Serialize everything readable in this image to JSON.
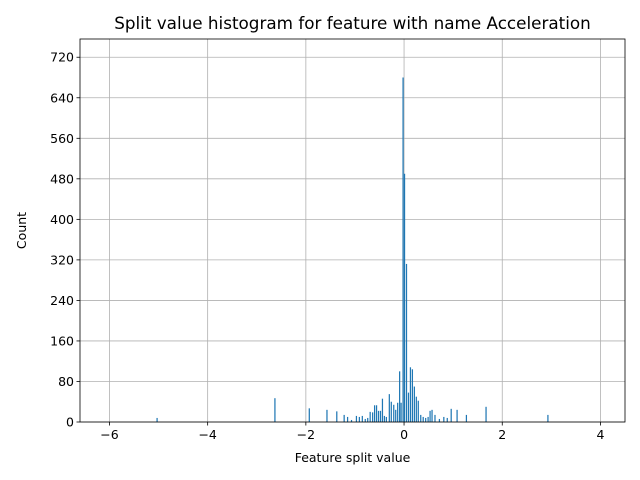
{
  "chart_data": {
    "type": "bar",
    "title": "Split value histogram for feature with name Acceleration",
    "xlabel": "Feature split value",
    "ylabel": "Count",
    "xlim": [
      -6.6,
      4.5
    ],
    "ylim": [
      0,
      756
    ],
    "xticks": [
      -6,
      -4,
      -2,
      0,
      2,
      4
    ],
    "xtick_labels": [
      "−6",
      "−4",
      "−2",
      "0",
      "2",
      "4"
    ],
    "yticks": [
      0,
      80,
      160,
      240,
      320,
      400,
      480,
      560,
      640,
      720
    ],
    "ytick_labels": [
      "0",
      "80",
      "160",
      "240",
      "320",
      "400",
      "480",
      "560",
      "640",
      "720"
    ],
    "grid": true,
    "bar_color": "#1f77b4",
    "bar_width": 0.025,
    "bars": [
      {
        "x": -5.03,
        "y": 8
      },
      {
        "x": -2.63,
        "y": 47
      },
      {
        "x": -1.93,
        "y": 27
      },
      {
        "x": -1.57,
        "y": 24
      },
      {
        "x": -1.37,
        "y": 21
      },
      {
        "x": -1.22,
        "y": 14
      },
      {
        "x": -1.15,
        "y": 10
      },
      {
        "x": -1.07,
        "y": 4
      },
      {
        "x": -0.97,
        "y": 12
      },
      {
        "x": -0.91,
        "y": 10
      },
      {
        "x": -0.85,
        "y": 12
      },
      {
        "x": -0.79,
        "y": 6
      },
      {
        "x": -0.74,
        "y": 8
      },
      {
        "x": -0.69,
        "y": 20
      },
      {
        "x": -0.64,
        "y": 19
      },
      {
        "x": -0.6,
        "y": 33
      },
      {
        "x": -0.56,
        "y": 33
      },
      {
        "x": -0.52,
        "y": 22
      },
      {
        "x": -0.48,
        "y": 22
      },
      {
        "x": -0.44,
        "y": 46
      },
      {
        "x": -0.4,
        "y": 12
      },
      {
        "x": -0.36,
        "y": 10
      },
      {
        "x": -0.3,
        "y": 55
      },
      {
        "x": -0.26,
        "y": 40
      },
      {
        "x": -0.21,
        "y": 34
      },
      {
        "x": -0.17,
        "y": 24
      },
      {
        "x": -0.13,
        "y": 38
      },
      {
        "x": -0.09,
        "y": 100
      },
      {
        "x": -0.06,
        "y": 38
      },
      {
        "x": -0.02,
        "y": 680
      },
      {
        "x": 0.01,
        "y": 490
      },
      {
        "x": 0.05,
        "y": 312
      },
      {
        "x": 0.09,
        "y": 58
      },
      {
        "x": 0.13,
        "y": 108
      },
      {
        "x": 0.17,
        "y": 104
      },
      {
        "x": 0.21,
        "y": 70
      },
      {
        "x": 0.25,
        "y": 50
      },
      {
        "x": 0.29,
        "y": 42
      },
      {
        "x": 0.34,
        "y": 14
      },
      {
        "x": 0.39,
        "y": 10
      },
      {
        "x": 0.44,
        "y": 8
      },
      {
        "x": 0.49,
        "y": 10
      },
      {
        "x": 0.53,
        "y": 22
      },
      {
        "x": 0.57,
        "y": 24
      },
      {
        "x": 0.63,
        "y": 14
      },
      {
        "x": 0.72,
        "y": 6
      },
      {
        "x": 0.81,
        "y": 10
      },
      {
        "x": 0.88,
        "y": 8
      },
      {
        "x": 0.96,
        "y": 26
      },
      {
        "x": 1.08,
        "y": 24
      },
      {
        "x": 1.27,
        "y": 14
      },
      {
        "x": 1.67,
        "y": 30
      },
      {
        "x": 2.93,
        "y": 14
      }
    ]
  }
}
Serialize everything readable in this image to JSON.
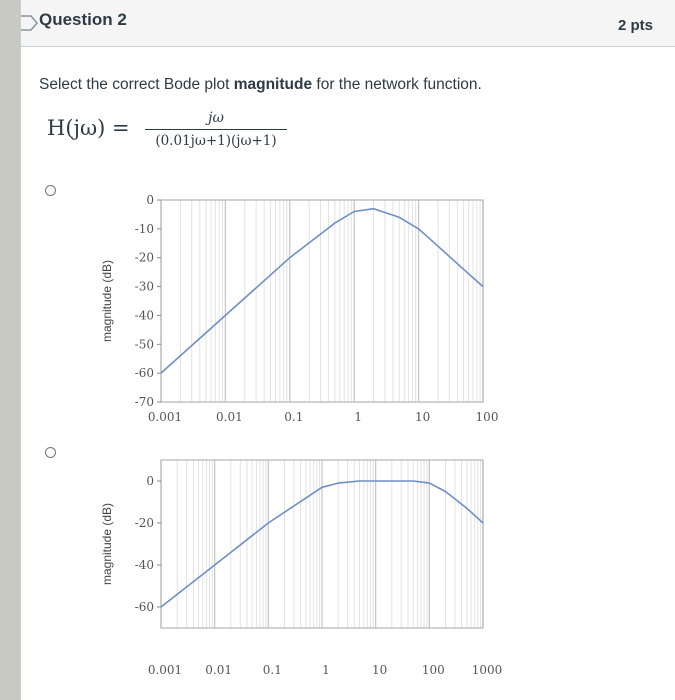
{
  "question": {
    "title": "Question 2",
    "points": "2 pts",
    "prompt_before": "Select the correct Bode plot ",
    "prompt_bold": "magnitude",
    "prompt_after": " for the network function.",
    "formula": {
      "lhs": "H(jω)  =",
      "numerator": "jω",
      "denominator": "(0.01jω+1)(jω+1)"
    }
  },
  "colors": {
    "curve": "#6f8fc4",
    "grid_major": "#c8c8c8",
    "grid_minor": "#e2e2e2",
    "frame": "#b5b5b5"
  },
  "chart_data": [
    {
      "type": "line",
      "title": "",
      "xlabel": "",
      "ylabel": "magnitude (dB)",
      "x_scale": "log",
      "xlim": [
        0.001,
        100
      ],
      "ylim": [
        -70,
        0
      ],
      "x_tick_labels": [
        "0.001",
        "0.01",
        "0.1",
        "1",
        "10",
        "100"
      ],
      "y_tick_labels": [
        "0",
        "-10",
        "-20",
        "-30",
        "-40",
        "-50",
        "-60",
        "-70"
      ],
      "series": [
        {
          "x": [
            0.001,
            0.01,
            0.1,
            0.5,
            1,
            2,
            5,
            10,
            20,
            50,
            100
          ],
          "y": [
            -60,
            -40,
            -20,
            -8,
            -4,
            -3,
            -6,
            -10,
            -16,
            -24,
            -30
          ]
        }
      ]
    },
    {
      "type": "line",
      "title": "",
      "xlabel": "",
      "ylabel": "magnitude (dB)",
      "x_scale": "log",
      "xlim": [
        0.001,
        1000
      ],
      "ylim": [
        -70,
        10
      ],
      "x_tick_labels": [
        "0.001",
        "0.01",
        "0.1",
        "1",
        "10",
        "100",
        "1000"
      ],
      "y_tick_labels": [
        "0",
        "-20",
        "-40",
        "-60"
      ],
      "series": [
        {
          "x": [
            0.001,
            0.01,
            0.1,
            1,
            2,
            5,
            10,
            50,
            100,
            200,
            500,
            1000
          ],
          "y": [
            -60,
            -40,
            -20,
            -3,
            -1,
            0,
            0,
            0,
            -1,
            -5,
            -13,
            -20
          ]
        }
      ]
    }
  ]
}
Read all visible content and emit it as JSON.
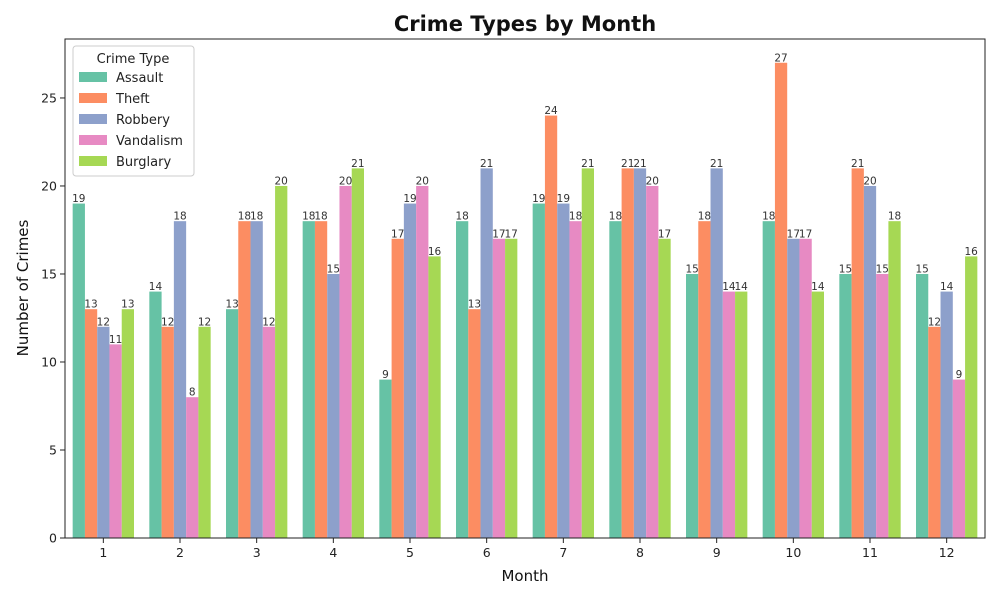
{
  "chart_data": {
    "type": "bar",
    "title": "Crime Types by Month",
    "xlabel": "Month",
    "ylabel": "Number of Crimes",
    "ylim": [
      0,
      28.35
    ],
    "yticks": [
      0,
      5,
      10,
      15,
      20,
      25
    ],
    "categories": [
      "1",
      "2",
      "3",
      "4",
      "5",
      "6",
      "7",
      "8",
      "9",
      "10",
      "11",
      "12"
    ],
    "legend": {
      "title": "Crime Type",
      "placement": "top-left"
    },
    "grid": false,
    "series": [
      {
        "name": "Assault",
        "color": "#66c2a5",
        "values": [
          19,
          14,
          13,
          18,
          9,
          18,
          19,
          18,
          15,
          18,
          15,
          15
        ]
      },
      {
        "name": "Theft",
        "color": "#fc8d62",
        "values": [
          13,
          12,
          18,
          18,
          17,
          13,
          24,
          21,
          18,
          27,
          21,
          12
        ]
      },
      {
        "name": "Robbery",
        "color": "#8da0cb",
        "values": [
          12,
          18,
          18,
          15,
          19,
          21,
          19,
          21,
          21,
          17,
          20,
          14
        ]
      },
      {
        "name": "Vandalism",
        "color": "#e78ac3",
        "values": [
          11,
          8,
          12,
          20,
          20,
          17,
          18,
          20,
          14,
          17,
          15,
          9
        ]
      },
      {
        "name": "Burglary",
        "color": "#a6d854",
        "values": [
          13,
          12,
          20,
          21,
          16,
          17,
          21,
          17,
          14,
          14,
          18,
          16
        ]
      }
    ]
  }
}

#####

→ Task to complete:
Transcribe the records above exactly as they appear, leaving out any pictures.

→ Answer to this problem:
Serialize everything readable in this image to JSON.
{
  "chart_data": {
    "type": "bar",
    "title": "Split value histogram for feature with name Acceleration",
    "xlabel": "Feature split value",
    "ylabel": "Count",
    "xlim": [
      -6.6,
      4.5
    ],
    "ylim": [
      0,
      756
    ],
    "xticks": [
      -6,
      -4,
      -2,
      0,
      2,
      4
    ],
    "xtick_labels": [
      "−6",
      "−4",
      "−2",
      "0",
      "2",
      "4"
    ],
    "yticks": [
      0,
      80,
      160,
      240,
      320,
      400,
      480,
      560,
      640,
      720
    ],
    "ytick_labels": [
      "0",
      "80",
      "160",
      "240",
      "320",
      "400",
      "480",
      "560",
      "640",
      "720"
    ],
    "grid": true,
    "bar_color": "#1f77b4",
    "bar_width": 0.025,
    "bars": [
      {
        "x": -5.03,
        "y": 8
      },
      {
        "x": -2.63,
        "y": 47
      },
      {
        "x": -1.93,
        "y": 27
      },
      {
        "x": -1.57,
        "y": 24
      },
      {
        "x": -1.37,
        "y": 21
      },
      {
        "x": -1.22,
        "y": 14
      },
      {
        "x": -1.15,
        "y": 10
      },
      {
        "x": -1.07,
        "y": 4
      },
      {
        "x": -0.97,
        "y": 12
      },
      {
        "x": -0.91,
        "y": 10
      },
      {
        "x": -0.85,
        "y": 12
      },
      {
        "x": -0.79,
        "y": 6
      },
      {
        "x": -0.74,
        "y": 8
      },
      {
        "x": -0.69,
        "y": 20
      },
      {
        "x": -0.64,
        "y": 19
      },
      {
        "x": -0.6,
        "y": 33
      },
      {
        "x": -0.56,
        "y": 33
      },
      {
        "x": -0.52,
        "y": 22
      },
      {
        "x": -0.48,
        "y": 22
      },
      {
        "x": -0.44,
        "y": 46
      },
      {
        "x": -0.4,
        "y": 12
      },
      {
        "x": -0.36,
        "y": 10
      },
      {
        "x": -0.3,
        "y": 55
      },
      {
        "x": -0.26,
        "y": 40
      },
      {
        "x": -0.21,
        "y": 34
      },
      {
        "x": -0.17,
        "y": 24
      },
      {
        "x": -0.13,
        "y": 38
      },
      {
        "x": -0.09,
        "y": 100
      },
      {
        "x": -0.06,
        "y": 38
      },
      {
        "x": -0.02,
        "y": 680
      },
      {
        "x": 0.01,
        "y": 490
      },
      {
        "x": 0.05,
        "y": 312
      },
      {
        "x": 0.09,
        "y": 58
      },
      {
        "x": 0.13,
        "y": 108
      },
      {
        "x": 0.17,
        "y": 104
      },
      {
        "x": 0.21,
        "y": 70
      },
      {
        "x": 0.25,
        "y": 50
      },
      {
        "x": 0.29,
        "y": 42
      },
      {
        "x": 0.34,
        "y": 14
      },
      {
        "x": 0.39,
        "y": 10
      },
      {
        "x": 0.44,
        "y": 8
      },
      {
        "x": 0.49,
        "y": 10
      },
      {
        "x": 0.53,
        "y": 22
      },
      {
        "x": 0.57,
        "y": 24
      },
      {
        "x": 0.63,
        "y": 14
      },
      {
        "x": 0.72,
        "y": 6
      },
      {
        "x": 0.81,
        "y": 10
      },
      {
        "x": 0.88,
        "y": 8
      },
      {
        "x": 0.96,
        "y": 26
      },
      {
        "x": 1.08,
        "y": 24
      },
      {
        "x": 1.27,
        "y": 14
      },
      {
        "x": 1.67,
        "y": 30
      },
      {
        "x": 2.93,
        "y": 14
      }
    ]
  }
}
Serialize everything readable in this image to JSON.
{
  "question": {
    "title": "Question 2",
    "points": "2 pts",
    "prompt_before": "Select the correct Bode plot ",
    "prompt_bold": "magnitude",
    "prompt_after": " for the network function.",
    "formula": {
      "lhs": "H(jω)  =",
      "numerator": "jω",
      "denominator": "(0.01jω+1)(jω+1)"
    }
  },
  "colors": {
    "curve": "#6f8fc4",
    "grid_major": "#c8c8c8",
    "grid_minor": "#e2e2e2",
    "frame": "#b5b5b5"
  },
  "chart_data": [
    {
      "type": "line",
      "title": "",
      "xlabel": "",
      "ylabel": "magnitude (dB)",
      "x_scale": "log",
      "xlim": [
        0.001,
        100
      ],
      "ylim": [
        -70,
        0
      ],
      "x_tick_labels": [
        "0.001",
        "0.01",
        "0.1",
        "1",
        "10",
        "100"
      ],
      "y_tick_labels": [
        "0",
        "-10",
        "-20",
        "-30",
        "-40",
        "-50",
        "-60",
        "-70"
      ],
      "series": [
        {
          "x": [
            0.001,
            0.01,
            0.1,
            0.5,
            1,
            2,
            5,
            10,
            20,
            50,
            100
          ],
          "y": [
            -60,
            -40,
            -20,
            -8,
            -4,
            -3,
            -6,
            -10,
            -16,
            -24,
            -30
          ]
        }
      ]
    },
    {
      "type": "line",
      "title": "",
      "xlabel": "",
      "ylabel": "magnitude (dB)",
      "x_scale": "log",
      "xlim": [
        0.001,
        1000
      ],
      "ylim": [
        -70,
        10
      ],
      "x_tick_labels": [
        "0.001",
        "0.01",
        "0.1",
        "1",
        "10",
        "100",
        "1000"
      ],
      "y_tick_labels": [
        "0",
        "-20",
        "-40",
        "-60"
      ],
      "series": [
        {
          "x": [
            0.001,
            0.01,
            0.1,
            1,
            2,
            5,
            10,
            50,
            100,
            200,
            500,
            1000
          ],
          "y": [
            -60,
            -40,
            -20,
            -3,
            -1,
            0,
            0,
            0,
            -1,
            -5,
            -13,
            -20
          ]
        }
      ]
    }
  ]
}
Read all visible content and emit it as JSON.
{
  "chart_data": {
    "type": "bar",
    "title": "Crime Types by Month",
    "xlabel": "Month",
    "ylabel": "Number of Crimes",
    "ylim": [
      0,
      28.35
    ],
    "yticks": [
      0,
      5,
      10,
      15,
      20,
      25
    ],
    "categories": [
      "1",
      "2",
      "3",
      "4",
      "5",
      "6",
      "7",
      "8",
      "9",
      "10",
      "11",
      "12"
    ],
    "legend": {
      "title": "Crime Type",
      "placement": "top-left"
    },
    "grid": false,
    "series": [
      {
        "name": "Assault",
        "color": "#66c2a5",
        "values": [
          19,
          14,
          13,
          18,
          9,
          18,
          19,
          18,
          15,
          18,
          15,
          15
        ]
      },
      {
        "name": "Theft",
        "color": "#fc8d62",
        "values": [
          13,
          12,
          18,
          18,
          17,
          13,
          24,
          21,
          18,
          27,
          21,
          12
        ]
      },
      {
        "name": "Robbery",
        "color": "#8da0cb",
        "values": [
          12,
          18,
          18,
          15,
          19,
          21,
          19,
          21,
          21,
          17,
          20,
          14
        ]
      },
      {
        "name": "Vandalism",
        "color": "#e78ac3",
        "values": [
          11,
          8,
          12,
          20,
          20,
          17,
          18,
          20,
          14,
          17,
          15,
          9
        ]
      },
      {
        "name": "Burglary",
        "color": "#a6d854",
        "values": [
          13,
          12,
          20,
          21,
          16,
          17,
          21,
          17,
          14,
          14,
          18,
          16
        ]
      }
    ]
  }
}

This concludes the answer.